**Work to be completed:**
Reproduce the entries exactly.

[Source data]
==========
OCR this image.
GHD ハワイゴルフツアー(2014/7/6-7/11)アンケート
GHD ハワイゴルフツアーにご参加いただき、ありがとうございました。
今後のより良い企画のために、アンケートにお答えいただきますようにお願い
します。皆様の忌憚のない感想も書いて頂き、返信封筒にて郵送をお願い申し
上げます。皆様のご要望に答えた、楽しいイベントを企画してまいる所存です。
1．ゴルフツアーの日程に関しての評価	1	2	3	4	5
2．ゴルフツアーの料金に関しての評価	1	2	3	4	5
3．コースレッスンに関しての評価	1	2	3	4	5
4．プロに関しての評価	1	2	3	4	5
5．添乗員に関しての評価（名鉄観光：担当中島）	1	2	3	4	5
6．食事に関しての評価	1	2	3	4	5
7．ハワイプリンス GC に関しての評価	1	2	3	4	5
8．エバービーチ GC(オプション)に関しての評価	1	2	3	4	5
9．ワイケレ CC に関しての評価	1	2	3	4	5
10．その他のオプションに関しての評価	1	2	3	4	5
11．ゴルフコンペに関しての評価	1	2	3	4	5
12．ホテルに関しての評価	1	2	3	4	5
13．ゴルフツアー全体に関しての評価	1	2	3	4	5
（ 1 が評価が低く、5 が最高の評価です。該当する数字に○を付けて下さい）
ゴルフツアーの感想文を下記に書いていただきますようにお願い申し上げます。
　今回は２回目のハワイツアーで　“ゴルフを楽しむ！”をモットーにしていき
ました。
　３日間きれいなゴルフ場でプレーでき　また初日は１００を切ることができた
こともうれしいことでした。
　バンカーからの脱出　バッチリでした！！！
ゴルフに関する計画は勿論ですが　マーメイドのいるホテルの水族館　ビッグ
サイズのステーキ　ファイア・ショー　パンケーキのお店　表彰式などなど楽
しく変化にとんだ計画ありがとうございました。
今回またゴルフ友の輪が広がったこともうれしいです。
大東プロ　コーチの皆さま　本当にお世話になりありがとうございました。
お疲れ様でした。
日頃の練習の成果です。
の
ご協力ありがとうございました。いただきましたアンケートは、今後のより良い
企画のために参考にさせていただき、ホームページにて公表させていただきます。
==========
**Expected answer:**
OCR this image.
GHD ハワイゴルフツアー(2014/7/6-7/11)アンケート
GHD ハワイゴルフツアーにご参加いただき、ありがとうございました。
今後のより良い企画のために、アンケートにお答えいただきますようにお願い
します。皆様の忌憚のない感想も書いて頂き、返信封筒にて郵送をお願い申し
上げます。皆様のご要望に答えた、楽しいイベントを企画してまいる所存です。
1．ゴルフツアーの日程に関しての評価	1	2	3	4	5
2．ゴルフツアーの料金に関しての評価	1	2	3	4	5
3．コースレッスンに関しての評価	1	2	3	4	5
4．プロに関しての評価	1	2	3	4	5
5．添乗員に関しての評価（名鉄観光：担当中島）	1	2	3	4	5
6．食事に関しての評価	1	2	3	4	5
7．ハワイプリンス GC に関しての評価	1	2	3	4	5
8．エバービーチ GC(オプション)に関しての評価	1	2	3	4	5
9．ワイケレ CC に関しての評価	1	2	3	4	5
10．その他のオプションに関しての評価	1	2	3	4	5
11．ゴルフコンペに関しての評価	1	2	3	4	5
12．ホテルに関しての評価	1	2	3	4	5
13．ゴルフツアー全体に関しての評価	1	2	3	4	5
（ 1 が評価が低く、5 が最高の評価です。該当する数字に○を付けて下さい）
ゴルフツアーの感想文を下記に書いていただきますようにお願い申し上げます。
　今回は２回目のハワイツアーで　“ゴルフを楽しむ！”をモットーにしていき
ました。
　３日間きれいなゴルフ場でプレーでき　また初日は１００を切ることができた
こともうれしいことでした。
　バンカーからの脱出　バッチリでした！！！
ゴルフに関する計画は勿論ですが　マーメイドのいるホテルの水族館　ビッグ
サイズのステーキ　ファイア・ショー　パンケーキのお店　表彰式などなど楽
しく変化にとんだ計画ありがとうございました。
今回またゴルフ友の輪が広がったこともうれしいです。
大東プロ　コーチの皆さま　本当にお世話になりありがとうございました。
お疲れ様でした。
日頃の練習の成果です。
の
ご協力ありがとうございました。いただきましたアンケートは、今後のより良い
企画のために参考にさせていただき、ホームページにて公表させていただきます。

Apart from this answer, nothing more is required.